## TASK INSTRUCTIONS
Each line in the entries below that holds the string "Según" is to be listed.

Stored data

------

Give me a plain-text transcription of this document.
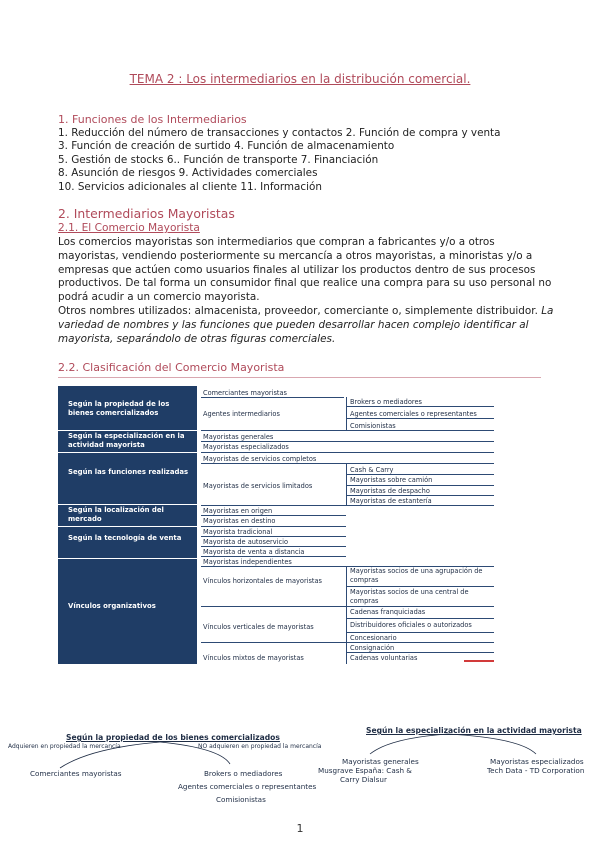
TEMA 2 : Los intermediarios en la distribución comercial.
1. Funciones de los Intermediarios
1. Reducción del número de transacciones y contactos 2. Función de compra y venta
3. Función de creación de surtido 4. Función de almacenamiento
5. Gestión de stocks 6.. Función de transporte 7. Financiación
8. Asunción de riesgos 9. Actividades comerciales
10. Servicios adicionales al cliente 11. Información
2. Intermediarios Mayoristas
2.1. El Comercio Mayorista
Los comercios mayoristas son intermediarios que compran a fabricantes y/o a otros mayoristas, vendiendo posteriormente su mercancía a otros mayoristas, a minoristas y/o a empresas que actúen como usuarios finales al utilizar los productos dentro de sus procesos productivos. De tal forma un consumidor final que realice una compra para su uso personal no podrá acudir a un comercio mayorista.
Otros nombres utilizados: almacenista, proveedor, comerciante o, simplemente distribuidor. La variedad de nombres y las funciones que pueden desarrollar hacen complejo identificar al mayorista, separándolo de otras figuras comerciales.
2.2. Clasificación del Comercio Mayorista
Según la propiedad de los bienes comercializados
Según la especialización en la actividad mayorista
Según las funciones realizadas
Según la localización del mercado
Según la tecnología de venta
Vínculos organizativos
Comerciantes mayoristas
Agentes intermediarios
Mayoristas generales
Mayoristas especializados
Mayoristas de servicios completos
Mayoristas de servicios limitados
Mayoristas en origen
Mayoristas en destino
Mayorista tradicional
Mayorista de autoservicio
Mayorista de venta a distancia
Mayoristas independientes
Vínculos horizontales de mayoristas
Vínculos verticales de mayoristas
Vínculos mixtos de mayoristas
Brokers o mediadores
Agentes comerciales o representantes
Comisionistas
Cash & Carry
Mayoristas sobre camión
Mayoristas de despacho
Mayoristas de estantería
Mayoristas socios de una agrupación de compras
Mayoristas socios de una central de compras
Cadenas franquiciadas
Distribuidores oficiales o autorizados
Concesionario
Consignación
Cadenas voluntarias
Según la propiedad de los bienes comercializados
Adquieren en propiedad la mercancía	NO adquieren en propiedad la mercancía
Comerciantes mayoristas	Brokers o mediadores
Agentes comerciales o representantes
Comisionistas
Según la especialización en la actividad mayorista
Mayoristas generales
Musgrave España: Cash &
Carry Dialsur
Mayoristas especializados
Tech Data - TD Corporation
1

------

## RIGHT ANSWER
Según la propiedad de los bienes comercializados
Según la especialización en la actividad mayorista
Según las funciones realizadas
Según la localización del mercado
Según la tecnología de venta
Según la propiedad de los bienes comercializados
Según la especialización en la actividad mayorista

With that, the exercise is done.